**EXTRACTED ENTRIES:**
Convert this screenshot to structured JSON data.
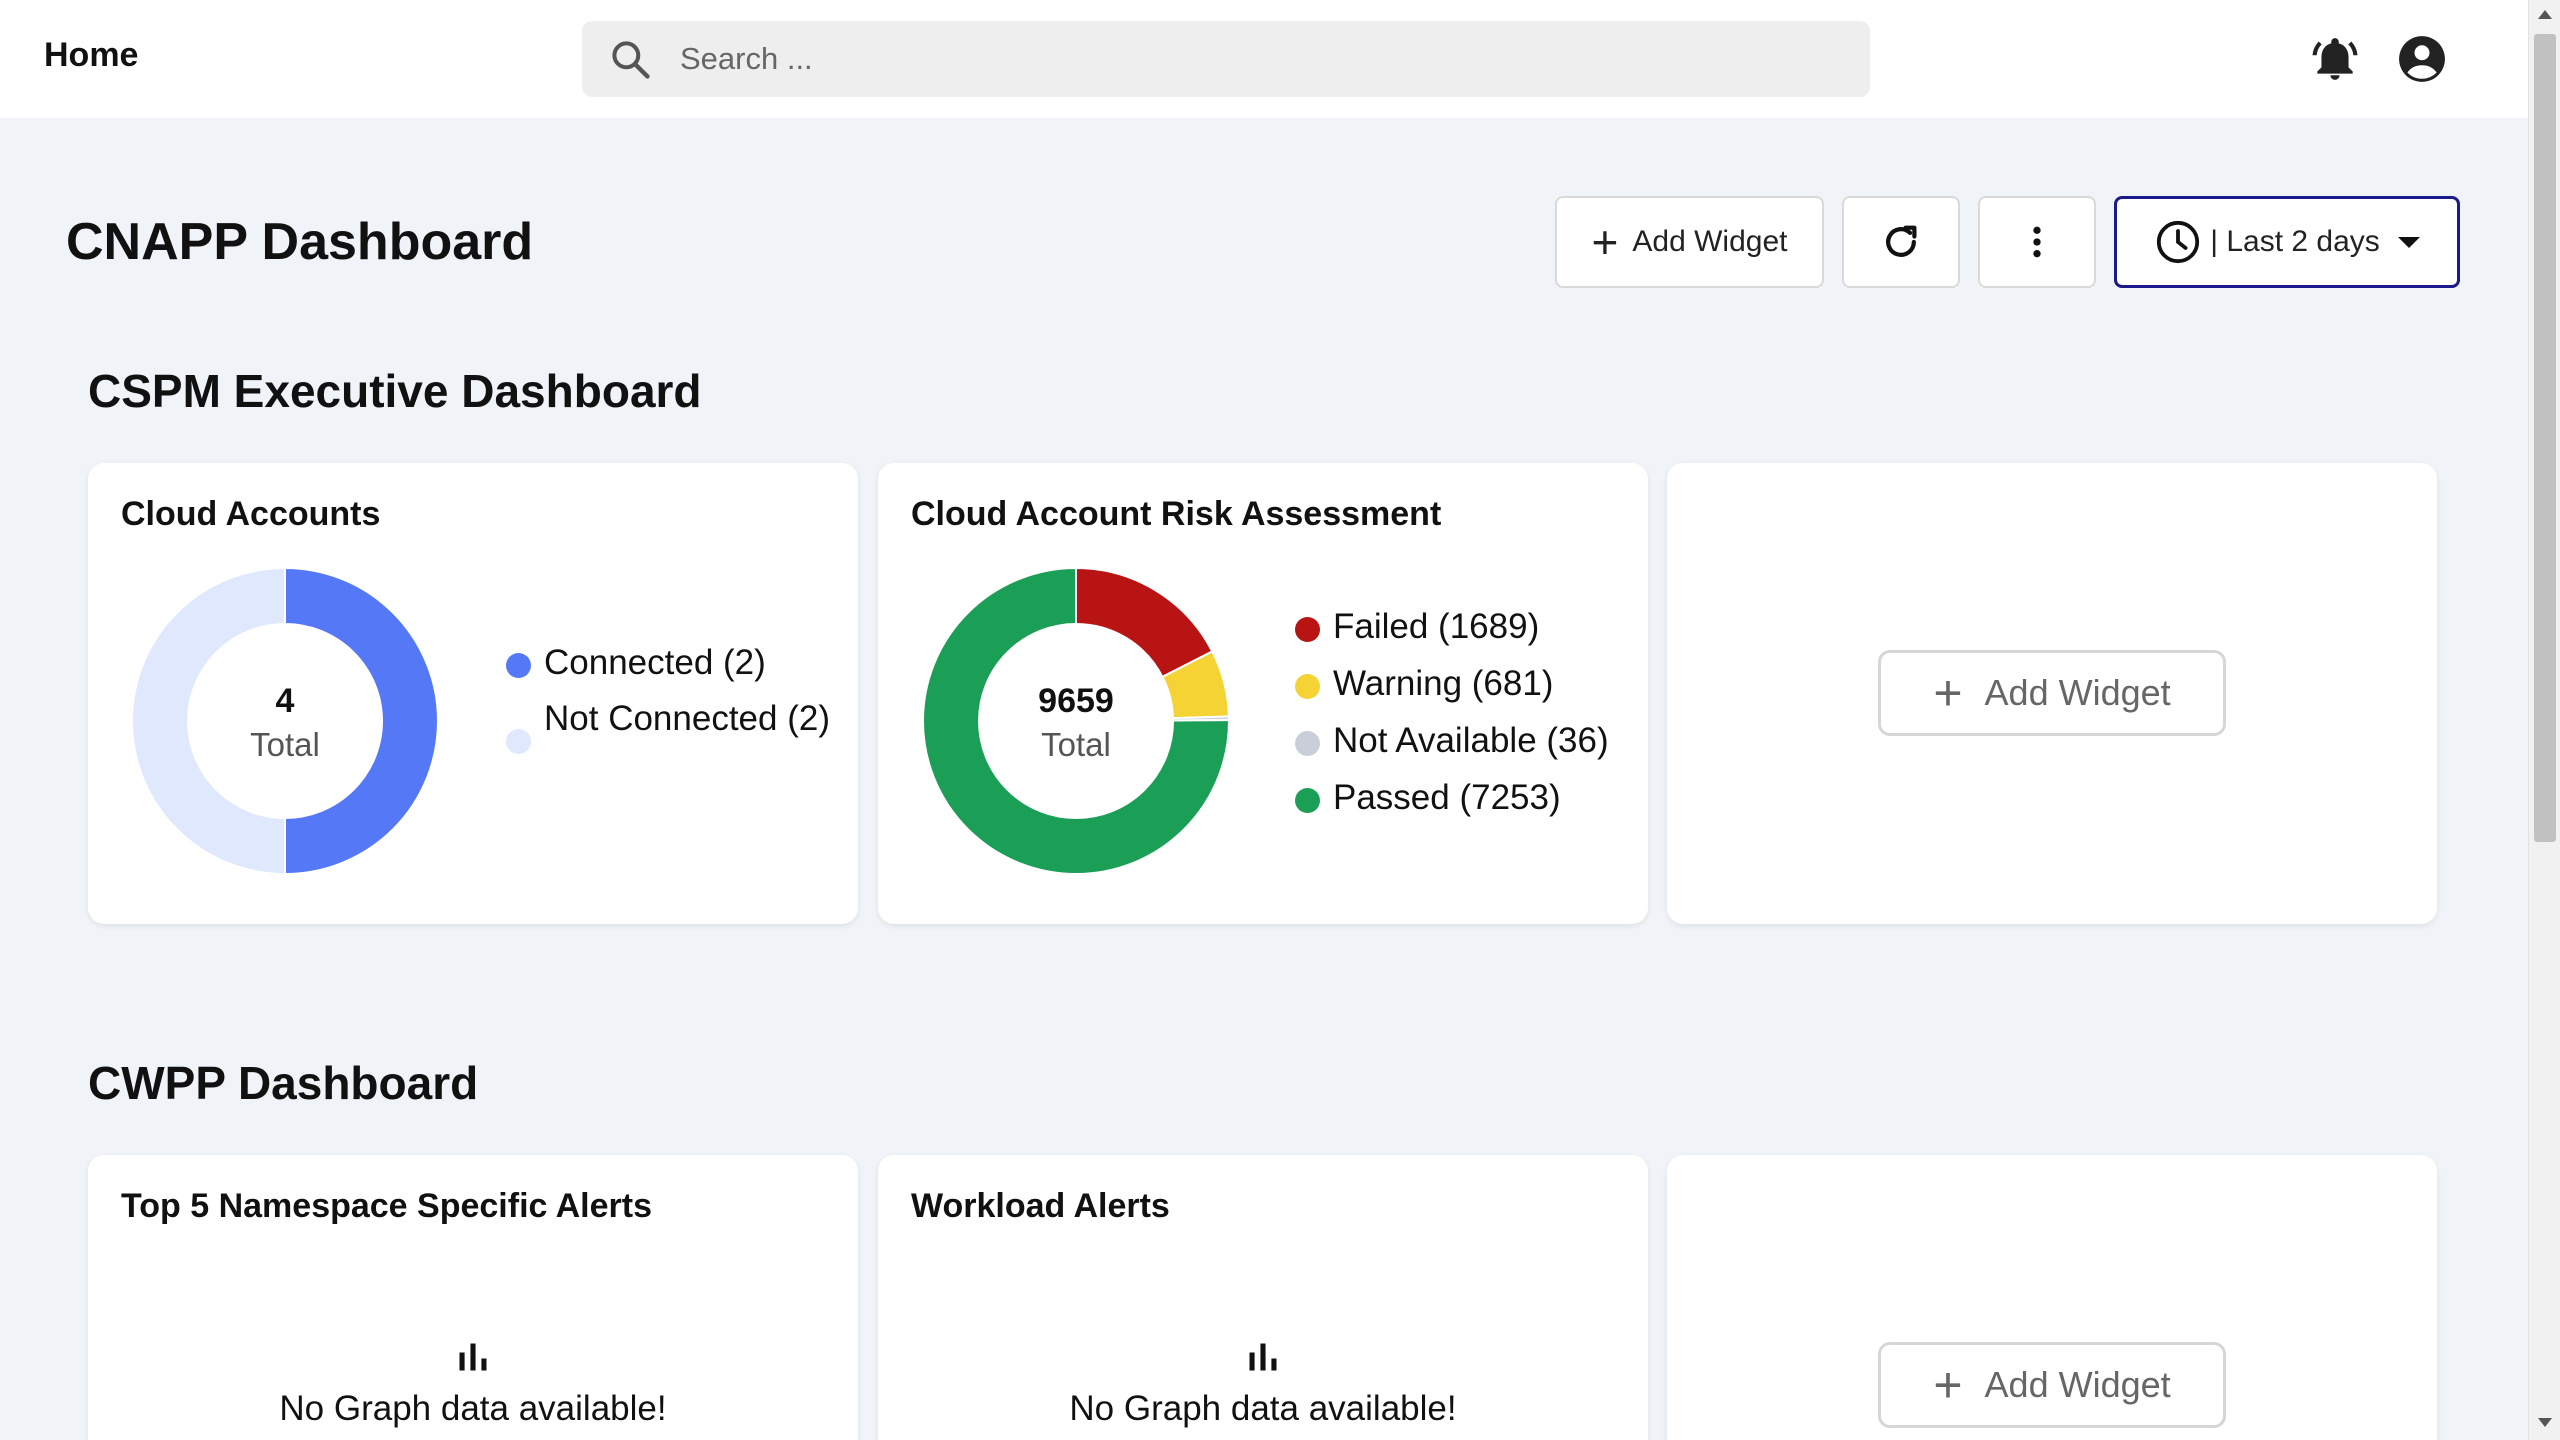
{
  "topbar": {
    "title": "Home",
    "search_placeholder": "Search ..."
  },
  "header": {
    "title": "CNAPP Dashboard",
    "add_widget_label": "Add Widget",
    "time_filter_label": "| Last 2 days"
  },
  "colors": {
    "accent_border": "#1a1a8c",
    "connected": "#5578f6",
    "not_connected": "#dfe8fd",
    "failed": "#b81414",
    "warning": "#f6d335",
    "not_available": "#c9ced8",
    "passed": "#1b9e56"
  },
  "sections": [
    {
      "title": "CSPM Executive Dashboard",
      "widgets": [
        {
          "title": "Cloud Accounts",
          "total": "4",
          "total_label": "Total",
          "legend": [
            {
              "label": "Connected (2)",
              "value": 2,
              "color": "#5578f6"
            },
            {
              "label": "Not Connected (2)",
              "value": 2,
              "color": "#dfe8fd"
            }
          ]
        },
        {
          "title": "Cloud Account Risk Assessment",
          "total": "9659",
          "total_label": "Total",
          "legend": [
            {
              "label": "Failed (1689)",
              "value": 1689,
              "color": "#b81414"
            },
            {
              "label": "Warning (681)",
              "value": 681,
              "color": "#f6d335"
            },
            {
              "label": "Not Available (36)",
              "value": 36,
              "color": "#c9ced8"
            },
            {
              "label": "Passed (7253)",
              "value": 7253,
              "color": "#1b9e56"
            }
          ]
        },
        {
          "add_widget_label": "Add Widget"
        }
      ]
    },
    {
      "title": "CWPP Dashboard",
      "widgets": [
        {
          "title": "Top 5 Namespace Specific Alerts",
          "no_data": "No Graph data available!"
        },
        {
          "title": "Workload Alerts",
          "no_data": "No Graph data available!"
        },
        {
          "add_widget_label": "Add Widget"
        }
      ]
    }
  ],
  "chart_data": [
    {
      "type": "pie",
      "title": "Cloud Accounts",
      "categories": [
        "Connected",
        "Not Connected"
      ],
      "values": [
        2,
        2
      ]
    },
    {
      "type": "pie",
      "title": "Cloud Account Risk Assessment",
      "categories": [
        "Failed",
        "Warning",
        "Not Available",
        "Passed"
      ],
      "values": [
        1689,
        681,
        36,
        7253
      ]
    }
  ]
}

...

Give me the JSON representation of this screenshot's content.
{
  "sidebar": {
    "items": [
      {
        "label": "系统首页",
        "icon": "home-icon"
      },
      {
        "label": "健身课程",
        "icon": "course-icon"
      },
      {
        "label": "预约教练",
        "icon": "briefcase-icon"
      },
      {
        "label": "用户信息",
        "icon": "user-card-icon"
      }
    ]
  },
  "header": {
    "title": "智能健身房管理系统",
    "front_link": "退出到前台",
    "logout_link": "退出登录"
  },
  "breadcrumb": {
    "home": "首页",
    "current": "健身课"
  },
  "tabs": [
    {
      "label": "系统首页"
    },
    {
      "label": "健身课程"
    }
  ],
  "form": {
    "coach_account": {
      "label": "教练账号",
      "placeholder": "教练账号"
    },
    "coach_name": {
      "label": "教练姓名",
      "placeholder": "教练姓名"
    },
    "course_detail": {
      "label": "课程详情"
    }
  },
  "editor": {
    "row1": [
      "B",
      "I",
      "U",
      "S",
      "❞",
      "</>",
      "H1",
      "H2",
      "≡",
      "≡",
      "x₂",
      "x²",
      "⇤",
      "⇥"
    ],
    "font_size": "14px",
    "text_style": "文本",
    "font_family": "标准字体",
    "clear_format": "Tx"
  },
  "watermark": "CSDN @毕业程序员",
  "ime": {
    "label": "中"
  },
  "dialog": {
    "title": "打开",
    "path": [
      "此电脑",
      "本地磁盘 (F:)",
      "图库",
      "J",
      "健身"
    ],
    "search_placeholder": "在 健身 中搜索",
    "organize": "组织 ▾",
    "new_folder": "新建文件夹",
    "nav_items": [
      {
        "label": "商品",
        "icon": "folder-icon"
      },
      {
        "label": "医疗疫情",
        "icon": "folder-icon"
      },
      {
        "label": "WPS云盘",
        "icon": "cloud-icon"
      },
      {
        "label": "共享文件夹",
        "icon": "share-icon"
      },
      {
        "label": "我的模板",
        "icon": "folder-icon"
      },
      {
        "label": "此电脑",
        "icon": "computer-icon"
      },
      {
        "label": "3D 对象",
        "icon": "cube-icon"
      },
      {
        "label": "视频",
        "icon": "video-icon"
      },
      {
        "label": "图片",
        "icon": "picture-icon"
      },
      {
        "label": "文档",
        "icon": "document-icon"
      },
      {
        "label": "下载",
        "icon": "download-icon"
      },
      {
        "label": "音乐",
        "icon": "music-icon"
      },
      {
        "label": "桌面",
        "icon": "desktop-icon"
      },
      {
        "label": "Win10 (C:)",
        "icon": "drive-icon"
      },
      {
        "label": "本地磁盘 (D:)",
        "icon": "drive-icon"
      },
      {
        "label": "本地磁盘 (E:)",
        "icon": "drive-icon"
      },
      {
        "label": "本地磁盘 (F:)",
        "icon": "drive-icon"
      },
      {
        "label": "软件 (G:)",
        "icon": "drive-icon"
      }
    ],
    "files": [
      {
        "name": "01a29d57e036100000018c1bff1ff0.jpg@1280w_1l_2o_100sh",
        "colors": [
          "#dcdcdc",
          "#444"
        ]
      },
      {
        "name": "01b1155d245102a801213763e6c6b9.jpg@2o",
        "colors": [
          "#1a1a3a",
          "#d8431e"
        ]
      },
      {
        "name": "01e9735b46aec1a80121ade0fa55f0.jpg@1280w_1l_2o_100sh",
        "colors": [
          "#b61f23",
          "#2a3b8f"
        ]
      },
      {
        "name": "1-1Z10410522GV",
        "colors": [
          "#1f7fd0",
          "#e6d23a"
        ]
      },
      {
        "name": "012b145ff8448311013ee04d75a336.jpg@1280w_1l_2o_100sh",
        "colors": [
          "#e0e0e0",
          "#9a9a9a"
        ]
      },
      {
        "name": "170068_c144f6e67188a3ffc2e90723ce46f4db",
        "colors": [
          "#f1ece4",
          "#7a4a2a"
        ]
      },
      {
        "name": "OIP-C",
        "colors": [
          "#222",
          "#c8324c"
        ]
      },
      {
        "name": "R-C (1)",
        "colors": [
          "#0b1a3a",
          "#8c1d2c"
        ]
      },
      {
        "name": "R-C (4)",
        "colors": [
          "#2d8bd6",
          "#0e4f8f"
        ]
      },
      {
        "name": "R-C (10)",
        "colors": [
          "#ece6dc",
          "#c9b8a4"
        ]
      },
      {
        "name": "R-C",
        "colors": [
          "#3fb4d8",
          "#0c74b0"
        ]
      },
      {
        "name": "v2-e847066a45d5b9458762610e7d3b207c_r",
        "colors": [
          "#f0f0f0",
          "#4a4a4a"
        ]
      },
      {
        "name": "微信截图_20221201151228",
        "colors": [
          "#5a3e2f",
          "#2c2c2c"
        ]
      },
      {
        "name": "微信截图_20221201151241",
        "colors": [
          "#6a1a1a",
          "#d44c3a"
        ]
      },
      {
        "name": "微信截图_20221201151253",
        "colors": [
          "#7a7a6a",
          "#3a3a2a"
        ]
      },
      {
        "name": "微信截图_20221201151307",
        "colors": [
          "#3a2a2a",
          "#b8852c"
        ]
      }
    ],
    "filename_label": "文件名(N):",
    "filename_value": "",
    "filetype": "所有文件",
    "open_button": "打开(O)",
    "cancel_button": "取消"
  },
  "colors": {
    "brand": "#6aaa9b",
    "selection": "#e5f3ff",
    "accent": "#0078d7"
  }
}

**EXERCISE PROMPT:** Find the lines holding "Dashboard" and list every one.

**RESPONSE:**
    "title": "CNAPP Dashboard",
      "title": "CSPM Executive Dashboard",
      "title": "CWPP Dashboard",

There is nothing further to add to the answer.